## [Stated task A]
From the text on dating profiles below, list the activities it gives as examples of things that shouldn't be on a profile.

## [Text passage]
________________

Online dating profile is a tricky thing. There are escort services and those in search of a meal ticket with very explicit profiles. Most women know this and don’t want to be confused with these individuals. Makes sense, but they boomerang the other way. Ms. Marsh points out that a woman should lead with her sensual side. Some people think that means putting up a cleavage revealing shot.


That would attract all the wrong types. Contrary to what you see on television, men aren’t looking for women with perfect bodies. They want someone who feels good about her body and is active. This doesn’t mean you’re an ultra-marathoner either. No matter what your age group, no one wants a rocking chair assignation.

Photos in form fitting clothing, even leggings, would work with no obvious display of skin. Full-length photos are necessary.  Some women shy away because they’re afraid a man won’t date them if they carry weight around their hips. Current photos winnow out this type. Do something active and preferably you love.  If you’ve never ridden a horse, sitting on one won’t work. Not only might you look terrified, but could attract someone who enjoys daily trail rides.

Make sure your profile includes activities that two people can do together. Sure, as a single, you sought out activities a loner could do, but it might be hard to interest a man in an evening filled with scrapbooking or playing with your adorable niece, or your cat, Mittens. These items shouldn’t be on your profile.

Finally, consider why you’d reject someone’s profile. Here’s my top five (in no particular order.)
1.       Mentions recent breakup or divorce. ( Not ready to date)
2.       Declares he’ll only date women of a certain size.
3.       Too far away.

________________

## [Records provided]
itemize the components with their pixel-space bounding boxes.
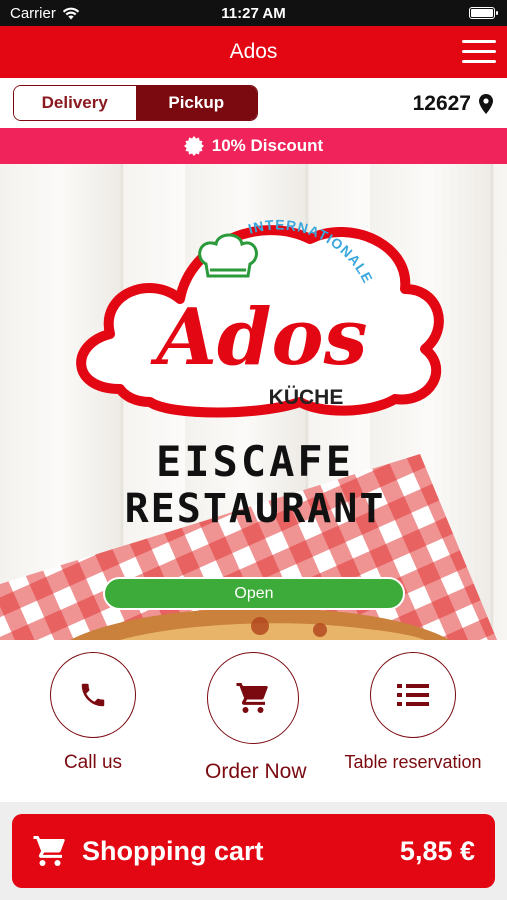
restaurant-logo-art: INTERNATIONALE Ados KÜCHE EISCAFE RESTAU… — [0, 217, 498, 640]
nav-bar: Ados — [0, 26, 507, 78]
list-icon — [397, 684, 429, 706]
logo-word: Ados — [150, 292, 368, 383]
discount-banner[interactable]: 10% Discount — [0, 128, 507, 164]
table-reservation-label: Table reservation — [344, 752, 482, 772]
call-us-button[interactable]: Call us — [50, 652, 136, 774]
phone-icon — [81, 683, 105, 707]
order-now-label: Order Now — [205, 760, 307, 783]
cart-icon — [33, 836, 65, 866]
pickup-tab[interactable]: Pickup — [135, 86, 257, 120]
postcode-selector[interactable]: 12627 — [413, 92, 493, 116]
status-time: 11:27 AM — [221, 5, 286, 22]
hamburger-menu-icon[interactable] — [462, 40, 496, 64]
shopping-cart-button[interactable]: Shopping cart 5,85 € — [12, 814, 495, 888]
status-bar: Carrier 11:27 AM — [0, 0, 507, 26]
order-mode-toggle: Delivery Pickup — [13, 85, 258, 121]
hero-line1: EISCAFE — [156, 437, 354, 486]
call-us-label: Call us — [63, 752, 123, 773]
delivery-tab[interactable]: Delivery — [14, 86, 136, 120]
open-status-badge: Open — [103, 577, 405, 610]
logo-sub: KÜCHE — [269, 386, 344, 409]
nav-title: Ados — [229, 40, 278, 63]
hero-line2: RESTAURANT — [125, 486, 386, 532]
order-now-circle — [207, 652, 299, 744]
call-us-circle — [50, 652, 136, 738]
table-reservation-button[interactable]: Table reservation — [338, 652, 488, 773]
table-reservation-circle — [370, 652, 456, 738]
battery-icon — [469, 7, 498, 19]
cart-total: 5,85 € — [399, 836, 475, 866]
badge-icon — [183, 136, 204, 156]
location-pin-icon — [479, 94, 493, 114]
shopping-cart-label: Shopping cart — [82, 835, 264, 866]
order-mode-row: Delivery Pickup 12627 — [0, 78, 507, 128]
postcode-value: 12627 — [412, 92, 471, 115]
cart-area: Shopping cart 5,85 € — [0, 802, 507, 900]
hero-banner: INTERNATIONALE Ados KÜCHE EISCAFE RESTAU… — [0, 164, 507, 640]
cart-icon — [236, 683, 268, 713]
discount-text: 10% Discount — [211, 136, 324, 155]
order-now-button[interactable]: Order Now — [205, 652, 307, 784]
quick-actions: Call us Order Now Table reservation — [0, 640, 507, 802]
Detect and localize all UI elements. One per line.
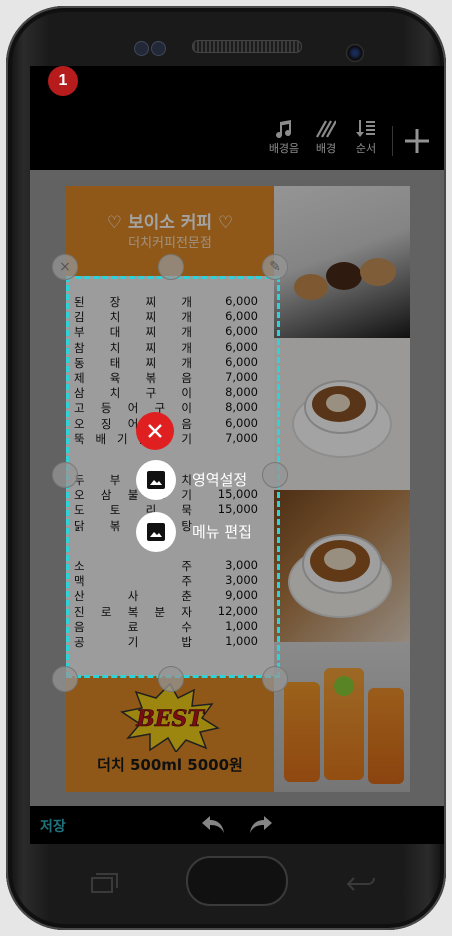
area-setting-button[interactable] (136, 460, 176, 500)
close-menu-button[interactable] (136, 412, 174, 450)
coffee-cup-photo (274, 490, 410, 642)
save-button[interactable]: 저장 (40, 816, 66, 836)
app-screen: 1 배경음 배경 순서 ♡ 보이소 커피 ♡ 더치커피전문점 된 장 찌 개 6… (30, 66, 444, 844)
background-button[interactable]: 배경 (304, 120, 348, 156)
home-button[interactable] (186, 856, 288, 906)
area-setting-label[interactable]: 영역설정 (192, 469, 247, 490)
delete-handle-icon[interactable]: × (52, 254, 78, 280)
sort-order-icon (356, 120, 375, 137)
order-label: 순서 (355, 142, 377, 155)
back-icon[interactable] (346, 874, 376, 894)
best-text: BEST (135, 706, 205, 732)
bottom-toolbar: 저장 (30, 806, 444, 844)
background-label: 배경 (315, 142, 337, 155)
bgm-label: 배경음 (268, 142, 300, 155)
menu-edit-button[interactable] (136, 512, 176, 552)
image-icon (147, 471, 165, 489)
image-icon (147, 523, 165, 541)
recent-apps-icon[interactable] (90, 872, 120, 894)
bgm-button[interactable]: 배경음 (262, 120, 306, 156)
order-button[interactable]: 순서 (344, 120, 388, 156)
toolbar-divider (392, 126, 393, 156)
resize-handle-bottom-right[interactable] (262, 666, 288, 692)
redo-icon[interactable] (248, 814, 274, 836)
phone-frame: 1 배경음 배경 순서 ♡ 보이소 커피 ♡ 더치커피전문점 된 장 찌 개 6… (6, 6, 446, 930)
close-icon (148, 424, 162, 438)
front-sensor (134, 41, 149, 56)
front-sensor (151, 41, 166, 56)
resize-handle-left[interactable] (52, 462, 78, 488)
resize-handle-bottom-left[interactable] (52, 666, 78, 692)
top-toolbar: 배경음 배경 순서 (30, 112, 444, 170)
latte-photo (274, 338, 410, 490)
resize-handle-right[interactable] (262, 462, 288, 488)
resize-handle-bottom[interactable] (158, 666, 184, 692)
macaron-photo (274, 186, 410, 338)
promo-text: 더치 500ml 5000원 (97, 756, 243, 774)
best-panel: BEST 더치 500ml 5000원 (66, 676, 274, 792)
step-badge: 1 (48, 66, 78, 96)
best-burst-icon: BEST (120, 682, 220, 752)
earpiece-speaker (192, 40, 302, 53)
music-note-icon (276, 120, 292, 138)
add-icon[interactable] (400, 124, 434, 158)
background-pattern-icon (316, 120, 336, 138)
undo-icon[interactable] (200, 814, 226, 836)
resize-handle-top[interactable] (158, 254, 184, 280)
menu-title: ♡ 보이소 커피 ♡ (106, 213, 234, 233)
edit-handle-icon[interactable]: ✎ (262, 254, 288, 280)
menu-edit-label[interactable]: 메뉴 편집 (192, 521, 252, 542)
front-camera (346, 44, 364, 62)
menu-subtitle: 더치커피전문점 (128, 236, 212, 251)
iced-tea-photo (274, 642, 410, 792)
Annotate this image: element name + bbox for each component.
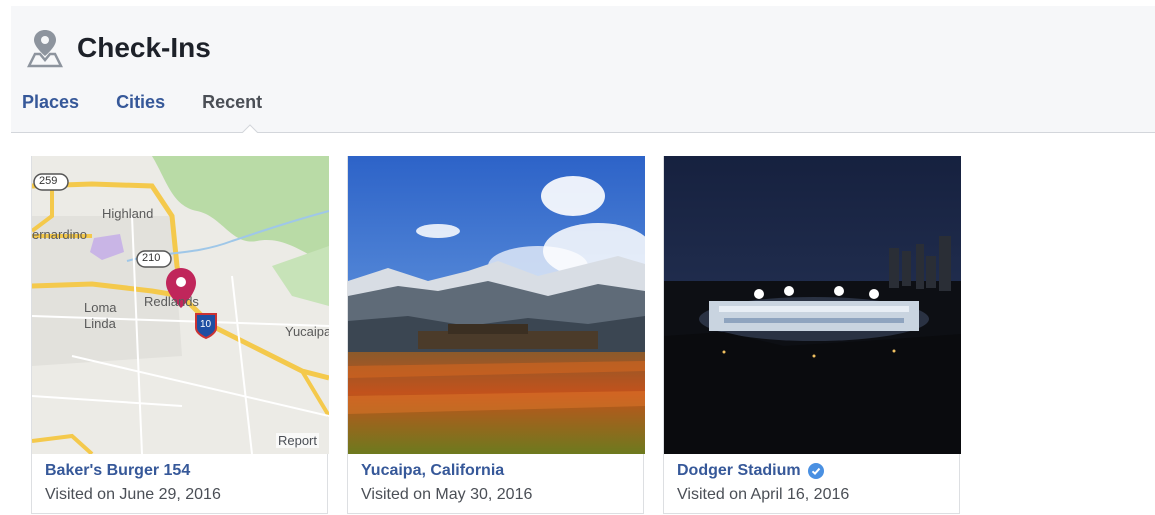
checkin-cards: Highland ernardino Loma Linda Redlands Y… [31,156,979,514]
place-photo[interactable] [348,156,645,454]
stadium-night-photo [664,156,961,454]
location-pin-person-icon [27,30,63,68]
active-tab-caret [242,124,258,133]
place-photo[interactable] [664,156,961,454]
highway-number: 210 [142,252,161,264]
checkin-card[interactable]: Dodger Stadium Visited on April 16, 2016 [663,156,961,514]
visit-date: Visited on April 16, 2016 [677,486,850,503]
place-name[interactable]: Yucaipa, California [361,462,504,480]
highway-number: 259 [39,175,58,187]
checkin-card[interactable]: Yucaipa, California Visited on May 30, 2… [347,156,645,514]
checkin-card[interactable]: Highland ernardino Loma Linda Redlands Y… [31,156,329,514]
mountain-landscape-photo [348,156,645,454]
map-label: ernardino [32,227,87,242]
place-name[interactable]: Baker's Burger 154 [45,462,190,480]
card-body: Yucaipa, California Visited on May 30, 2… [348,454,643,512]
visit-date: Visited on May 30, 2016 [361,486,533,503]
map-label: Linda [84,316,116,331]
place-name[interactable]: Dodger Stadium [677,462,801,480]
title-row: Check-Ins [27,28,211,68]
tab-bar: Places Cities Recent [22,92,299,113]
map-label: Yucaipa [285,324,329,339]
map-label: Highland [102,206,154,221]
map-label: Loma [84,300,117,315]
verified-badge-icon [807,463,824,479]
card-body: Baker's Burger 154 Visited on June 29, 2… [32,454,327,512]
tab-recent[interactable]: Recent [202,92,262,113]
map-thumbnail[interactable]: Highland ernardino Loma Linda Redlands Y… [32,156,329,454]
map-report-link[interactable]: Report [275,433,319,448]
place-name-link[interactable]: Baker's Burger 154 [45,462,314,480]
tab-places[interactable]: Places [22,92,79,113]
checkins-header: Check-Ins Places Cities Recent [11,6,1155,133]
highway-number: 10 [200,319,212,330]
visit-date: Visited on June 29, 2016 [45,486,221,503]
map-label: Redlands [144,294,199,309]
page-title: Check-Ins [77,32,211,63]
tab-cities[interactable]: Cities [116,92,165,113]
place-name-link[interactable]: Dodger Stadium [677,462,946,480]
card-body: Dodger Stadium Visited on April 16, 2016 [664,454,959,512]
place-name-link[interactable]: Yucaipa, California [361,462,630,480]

________________

## [Stated task B]
In the records above, take the lines between the one holding "area-setting-button[interactable] (136, 460, 176, 500)" and the one holding "best-text: BEST (135, 706, 205, 732)", inclusive. Give them again with "button" replaced by "btn" and all else unchanged.

## [Final answer A]
- scrapbooking
- playing with your adorable niece
- playing with your cat, Mittens

## [Final answer B]
area-setting-btn[interactable] (136, 460, 176, 500)
close-menu-btn[interactable] (136, 412, 174, 450)
coffee-cup-photo (274, 490, 410, 642)
save-btn[interactable]: 저장 (40, 816, 66, 836)
app-screen: 1 배경음 배경 순서 ♡ 보이소 커피 ♡ 더치커피전문점 된 장 찌 개 6… (30, 66, 444, 844)
background-btn[interactable]: 배경 (304, 120, 348, 156)
home-btn[interactable] (186, 856, 288, 906)
area-setting-label[interactable]: 영역설정 (192, 469, 247, 490)
delete-handle-icon[interactable]: × (52, 254, 78, 280)
sort-order-icon (356, 120, 375, 137)
order-label: 순서 (355, 142, 377, 155)
back-icon[interactable] (346, 874, 376, 894)
best-text: BEST (135, 706, 205, 732)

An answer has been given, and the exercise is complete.